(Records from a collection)
__________________________________________________

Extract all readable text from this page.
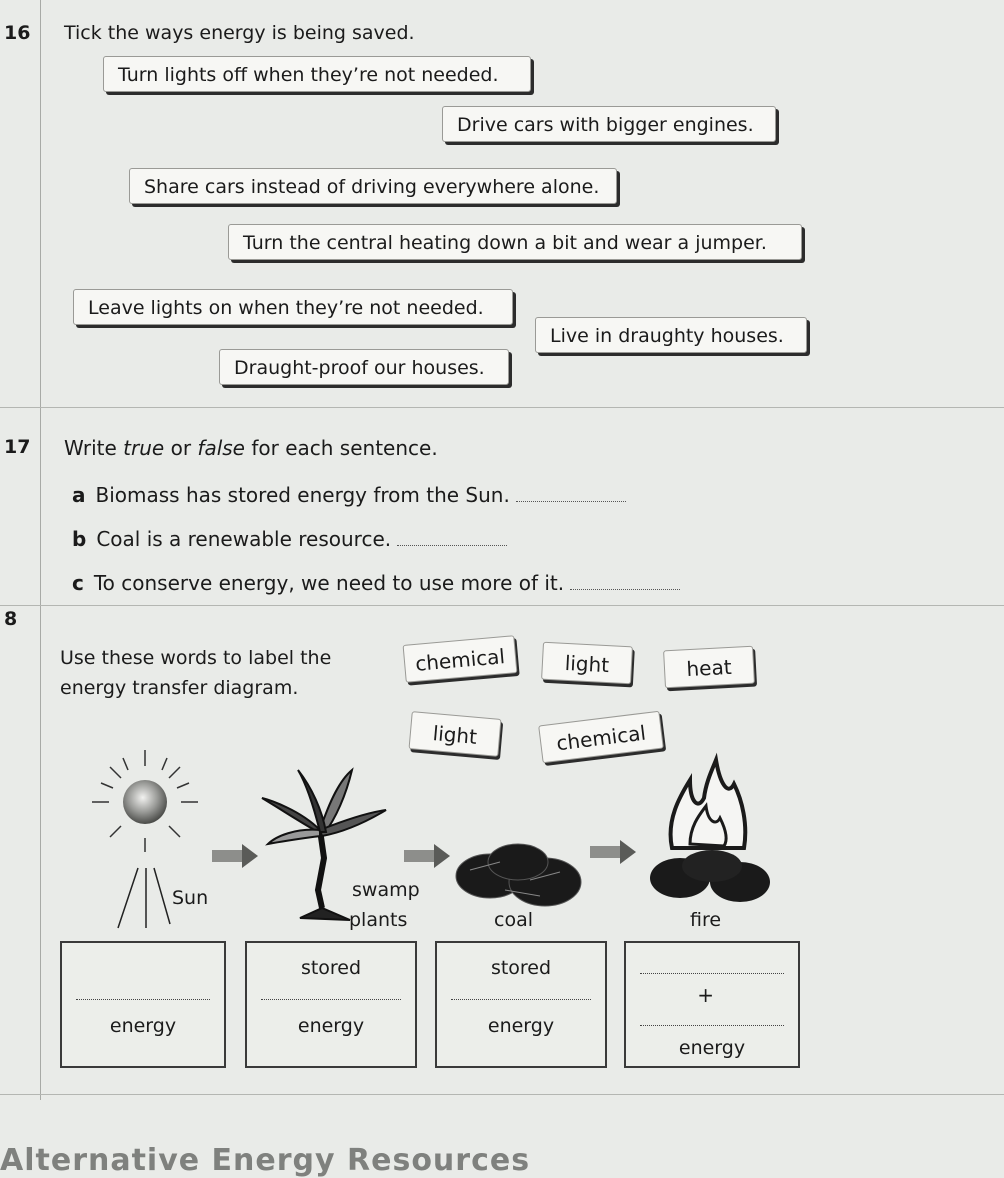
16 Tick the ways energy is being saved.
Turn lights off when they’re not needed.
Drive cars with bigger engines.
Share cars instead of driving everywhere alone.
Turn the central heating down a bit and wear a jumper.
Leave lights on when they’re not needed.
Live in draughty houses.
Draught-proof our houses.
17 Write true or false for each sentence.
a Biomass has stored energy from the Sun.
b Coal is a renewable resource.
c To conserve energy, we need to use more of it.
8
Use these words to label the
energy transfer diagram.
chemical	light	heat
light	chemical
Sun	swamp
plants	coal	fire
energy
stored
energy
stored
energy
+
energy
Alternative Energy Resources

__________________________________________________

- _What is needed_
Whichever lines contain the string "when", select and copy them.

- _The completed task_
Turn lights off when they’re not needed.
Leave lights on when they’re not needed.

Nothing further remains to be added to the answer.